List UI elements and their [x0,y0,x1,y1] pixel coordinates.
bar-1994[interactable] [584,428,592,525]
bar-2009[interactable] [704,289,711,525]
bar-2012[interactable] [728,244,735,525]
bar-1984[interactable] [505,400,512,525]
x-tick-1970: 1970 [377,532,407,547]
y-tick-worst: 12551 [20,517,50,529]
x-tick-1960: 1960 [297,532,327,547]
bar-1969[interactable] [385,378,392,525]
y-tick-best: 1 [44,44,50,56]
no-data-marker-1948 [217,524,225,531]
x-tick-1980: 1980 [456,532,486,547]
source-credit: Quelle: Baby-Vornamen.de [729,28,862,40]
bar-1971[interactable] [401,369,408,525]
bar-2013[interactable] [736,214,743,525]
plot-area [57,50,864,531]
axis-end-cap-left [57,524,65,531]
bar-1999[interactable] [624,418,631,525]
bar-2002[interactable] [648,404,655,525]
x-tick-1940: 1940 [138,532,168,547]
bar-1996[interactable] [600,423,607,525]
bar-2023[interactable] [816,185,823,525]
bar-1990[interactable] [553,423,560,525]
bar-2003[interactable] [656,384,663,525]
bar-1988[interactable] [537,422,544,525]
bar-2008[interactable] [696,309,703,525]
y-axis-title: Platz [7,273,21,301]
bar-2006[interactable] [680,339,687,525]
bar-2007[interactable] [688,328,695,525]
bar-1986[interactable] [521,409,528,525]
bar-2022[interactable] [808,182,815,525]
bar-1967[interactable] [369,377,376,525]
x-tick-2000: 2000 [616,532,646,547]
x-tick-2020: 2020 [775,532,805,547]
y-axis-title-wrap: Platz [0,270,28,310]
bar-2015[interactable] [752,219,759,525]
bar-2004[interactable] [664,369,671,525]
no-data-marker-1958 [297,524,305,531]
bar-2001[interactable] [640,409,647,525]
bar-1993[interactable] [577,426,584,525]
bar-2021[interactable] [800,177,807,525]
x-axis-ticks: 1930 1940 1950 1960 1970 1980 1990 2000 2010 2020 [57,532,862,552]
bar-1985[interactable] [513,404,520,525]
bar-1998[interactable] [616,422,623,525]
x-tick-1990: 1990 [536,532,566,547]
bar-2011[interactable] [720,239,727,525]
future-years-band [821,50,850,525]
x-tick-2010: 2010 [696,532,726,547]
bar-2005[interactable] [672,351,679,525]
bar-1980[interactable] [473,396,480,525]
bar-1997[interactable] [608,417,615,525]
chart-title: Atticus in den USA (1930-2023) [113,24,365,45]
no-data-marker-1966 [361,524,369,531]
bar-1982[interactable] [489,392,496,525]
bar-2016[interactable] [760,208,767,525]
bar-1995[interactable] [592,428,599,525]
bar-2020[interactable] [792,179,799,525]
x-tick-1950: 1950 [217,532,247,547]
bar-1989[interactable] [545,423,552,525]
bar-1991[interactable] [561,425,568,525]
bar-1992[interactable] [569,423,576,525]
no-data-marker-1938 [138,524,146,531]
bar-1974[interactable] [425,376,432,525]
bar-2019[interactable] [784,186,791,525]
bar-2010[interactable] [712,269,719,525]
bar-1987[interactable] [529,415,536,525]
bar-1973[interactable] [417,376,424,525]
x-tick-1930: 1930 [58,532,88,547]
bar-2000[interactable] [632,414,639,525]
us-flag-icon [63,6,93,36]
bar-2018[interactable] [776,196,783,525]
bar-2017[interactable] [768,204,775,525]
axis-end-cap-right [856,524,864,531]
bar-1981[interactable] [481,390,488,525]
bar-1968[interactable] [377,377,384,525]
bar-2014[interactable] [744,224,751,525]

******************************

**STATED TASK:**
In how many lines of the material above does the string "data" appear? Reply with the number alone.

**ANSWER BELOW:**
4